Goal 1:
Reproduce the section of the transcript below that starts at "ENSTON: Yeah." and ends at "a possible accomplice.".

Given passage:
— Begin —

ENSTON: So this is a picture here of my mum, Georgina, with Ruth's mother, Bertha.

FRAYER: Oh, wow.

ENSTON: Yeah.

FRAYER: This is a real story about women, isn't it, you know?

ENSTON: A hundred percent. And I think for me, I've been really keen to break the cycle. There's sort of a tragic theme that runs through my family, and I have two girls.

FRAYER: To break the cycle, Enston has applied for a posthumous pardon for Ellis. It's not that she didn't do it.

ENSTON: No, not at all. Not at all. You know, she killed him. Fact. But it's all the circumstances around it.

FRAYER: The abuse she suffered, the baby she lost, her mental state and a possible accomplice.

ENSTON: There was so much more at play here. You know, she wasn't just on trial for murder. She was on trial for everything that she represented.

FRAYER: A working-class woman who murdered an upper-class man, a single mom with children by two different men, a nightclub entrepreneur who did sex work - she's referred to in court documents as promiscuous, the author Lee notes.

LEE: Well, you never hear a man being referred to as promiscuous in court. You would only hear that if it was somebody who was gay or a female.

FRAYER: A posthumous conditional pardon would not erase Ellis's conviction, but it would declare her execution unjust, having been influenced by social prejudice. Lawyer Grace Houghton is handling this pardon, and she reckons Ellis would have survived if she'd been tried just two years later.

— End —

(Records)

— Begin —

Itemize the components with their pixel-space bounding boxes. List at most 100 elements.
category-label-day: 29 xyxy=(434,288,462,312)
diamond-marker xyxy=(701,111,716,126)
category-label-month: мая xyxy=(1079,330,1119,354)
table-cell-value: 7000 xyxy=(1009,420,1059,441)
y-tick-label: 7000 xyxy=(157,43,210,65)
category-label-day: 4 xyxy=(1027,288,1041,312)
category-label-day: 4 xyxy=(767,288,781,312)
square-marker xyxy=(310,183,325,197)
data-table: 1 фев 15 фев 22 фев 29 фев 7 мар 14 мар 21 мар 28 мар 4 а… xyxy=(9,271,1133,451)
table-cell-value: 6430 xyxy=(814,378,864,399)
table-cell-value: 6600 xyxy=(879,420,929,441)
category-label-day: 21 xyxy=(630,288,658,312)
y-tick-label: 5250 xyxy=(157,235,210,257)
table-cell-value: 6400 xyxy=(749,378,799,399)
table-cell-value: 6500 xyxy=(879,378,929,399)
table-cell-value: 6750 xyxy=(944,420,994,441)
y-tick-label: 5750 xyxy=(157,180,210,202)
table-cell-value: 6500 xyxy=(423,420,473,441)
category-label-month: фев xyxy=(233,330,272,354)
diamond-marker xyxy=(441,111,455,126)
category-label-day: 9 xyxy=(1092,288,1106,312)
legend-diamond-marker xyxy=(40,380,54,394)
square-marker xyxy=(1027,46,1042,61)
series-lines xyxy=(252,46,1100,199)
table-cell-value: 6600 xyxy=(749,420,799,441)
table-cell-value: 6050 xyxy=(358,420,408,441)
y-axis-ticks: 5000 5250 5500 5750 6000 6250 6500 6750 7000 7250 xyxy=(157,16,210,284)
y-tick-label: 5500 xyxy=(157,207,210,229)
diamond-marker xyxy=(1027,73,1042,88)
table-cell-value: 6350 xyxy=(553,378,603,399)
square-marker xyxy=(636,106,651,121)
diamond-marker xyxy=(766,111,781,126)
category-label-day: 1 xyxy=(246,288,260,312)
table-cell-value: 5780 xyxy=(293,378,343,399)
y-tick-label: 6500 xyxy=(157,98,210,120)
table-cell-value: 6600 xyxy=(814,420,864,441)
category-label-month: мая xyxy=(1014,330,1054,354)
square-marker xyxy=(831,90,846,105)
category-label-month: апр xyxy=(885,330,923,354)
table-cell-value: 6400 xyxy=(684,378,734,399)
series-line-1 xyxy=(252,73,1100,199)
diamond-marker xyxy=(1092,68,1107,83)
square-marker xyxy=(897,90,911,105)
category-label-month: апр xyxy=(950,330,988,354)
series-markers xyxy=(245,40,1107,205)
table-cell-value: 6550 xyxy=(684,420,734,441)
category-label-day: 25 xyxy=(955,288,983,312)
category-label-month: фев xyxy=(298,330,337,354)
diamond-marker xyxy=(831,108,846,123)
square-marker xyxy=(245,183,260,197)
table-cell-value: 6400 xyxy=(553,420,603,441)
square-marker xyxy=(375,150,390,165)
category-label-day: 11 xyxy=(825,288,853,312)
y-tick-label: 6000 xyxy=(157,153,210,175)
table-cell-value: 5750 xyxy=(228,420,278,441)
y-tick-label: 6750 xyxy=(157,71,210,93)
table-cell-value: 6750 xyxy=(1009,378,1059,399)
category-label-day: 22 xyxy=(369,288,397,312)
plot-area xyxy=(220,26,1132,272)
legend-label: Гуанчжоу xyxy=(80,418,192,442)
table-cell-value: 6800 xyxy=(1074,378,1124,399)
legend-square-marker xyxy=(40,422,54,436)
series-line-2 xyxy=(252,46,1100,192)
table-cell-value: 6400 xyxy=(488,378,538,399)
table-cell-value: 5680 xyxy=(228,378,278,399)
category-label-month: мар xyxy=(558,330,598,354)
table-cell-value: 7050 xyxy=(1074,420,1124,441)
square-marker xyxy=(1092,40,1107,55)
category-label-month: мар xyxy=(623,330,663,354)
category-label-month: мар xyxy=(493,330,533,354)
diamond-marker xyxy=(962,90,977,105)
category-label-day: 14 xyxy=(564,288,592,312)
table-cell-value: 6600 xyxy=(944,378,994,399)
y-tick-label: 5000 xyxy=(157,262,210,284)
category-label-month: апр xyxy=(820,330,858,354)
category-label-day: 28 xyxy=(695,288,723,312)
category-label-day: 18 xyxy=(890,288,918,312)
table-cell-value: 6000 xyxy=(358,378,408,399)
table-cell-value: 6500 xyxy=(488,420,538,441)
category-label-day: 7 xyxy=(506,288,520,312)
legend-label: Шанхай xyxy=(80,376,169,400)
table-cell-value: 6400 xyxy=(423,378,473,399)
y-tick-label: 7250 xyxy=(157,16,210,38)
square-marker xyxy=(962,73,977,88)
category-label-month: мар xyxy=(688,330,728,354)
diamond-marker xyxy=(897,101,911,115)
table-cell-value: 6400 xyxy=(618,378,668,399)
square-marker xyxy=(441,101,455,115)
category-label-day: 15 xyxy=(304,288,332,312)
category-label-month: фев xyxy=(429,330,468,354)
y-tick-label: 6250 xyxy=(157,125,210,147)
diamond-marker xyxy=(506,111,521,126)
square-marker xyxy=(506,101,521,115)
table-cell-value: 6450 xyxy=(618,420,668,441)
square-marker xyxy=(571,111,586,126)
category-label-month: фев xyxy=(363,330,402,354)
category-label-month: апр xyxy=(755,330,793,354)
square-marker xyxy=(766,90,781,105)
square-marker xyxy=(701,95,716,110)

— End —

Goal 2:
Recast the records above, starting at the first line and ending at the line containing "table-cell-value: 5780 xyxy=(293,378,343,399)", as a numbered list with blank lines omitted.

Written answer 1:
ENSTON: Yeah.

FRAYER: This is a real story about women, isn't it, you know?

ENSTON: A hundred percent. And I think for me, I've been really keen to break the cycle. There's sort of a tragic theme that runs through my family, and I have two girls.

FRAYER: To break the cycle, Enston has applied for a posthumous pardon for Ellis. It's not that she didn't do it.

ENSTON: No, not at all. Not at all. You know, she killed him. Fact. But it's all the circumstances around it.

FRAYER: The abuse she suffered, the baby she lost, her mental state and a possible accomplice.

Written answer 2:
1. Itemize the components with their pixel-space bounding boxes. List at most 100 elements.
2. category-label-day: 29 xyxy=(434,288,462,312)
3. diamond-marker xyxy=(701,111,716,126)
4. category-label-month: мая xyxy=(1079,330,1119,354)
5. table-cell-value: 7000 xyxy=(1009,420,1059,441)
6. y-tick-label: 7000 xyxy=(157,43,210,65)
7. category-label-day: 4 xyxy=(1027,288,1041,312)
8. category-label-day: 4 xyxy=(767,288,781,312)
9. square-marker xyxy=(310,183,325,197)
10. data-table: 1 фев 15 фев 22 фев 29 фев 7 мар 14 мар 21 мар 28 мар 4 а… xyxy=(9,271,1133,451)
11. table-cell-value: 6430 xyxy=(814,378,864,399)
12. table-cell-value: 6600 xyxy=(879,420,929,441)
13. category-label-day: 21 xyxy=(630,288,658,312)
14. y-tick-label: 5250 xyxy=(157,235,210,257)
15. table-cell-value: 6400 xyxy=(749,378,799,399)
16. table-cell-value: 6500 xyxy=(879,378,929,399)
17. table-cell-value: 6750 xyxy=(944,420,994,441)
18. y-tick-label: 5750 xyxy=(157,180,210,202)
19. table-cell-value: 6500 xyxy=(423,420,473,441)
20. category-label-month: фев xyxy=(233,330,272,354)
21. diamond-marker xyxy=(441,111,455,126)
22. category-label-day: 9 xyxy=(1092,288,1106,312)
23. legend-diamond-marker xyxy=(40,380,54,394)
24. square-marker xyxy=(1027,46,1042,61)
25. series-lines xyxy=(252,46,1100,199)
26. table-cell-value: 6600 xyxy=(749,420,799,441)
27. table-cell-value: 6050 xyxy=(358,420,408,441)
28. y-axis-ticks: 5000 5250 5500 5750 6000 6250 6500 6750 7000 7250 xyxy=(157,16,210,284)
29. y-tick-label: 5500 xyxy=(157,207,210,229)
30. diamond-marker xyxy=(1027,73,1042,88)
31. table-cell-value: 6350 xyxy=(553,378,603,399)
32. square-marker xyxy=(636,106,651,121)
33. diamond-marker xyxy=(766,111,781,126)
34. category-label-day: 1 xyxy=(246,288,260,312)
35. table-cell-value: 5780 xyxy=(293,378,343,399)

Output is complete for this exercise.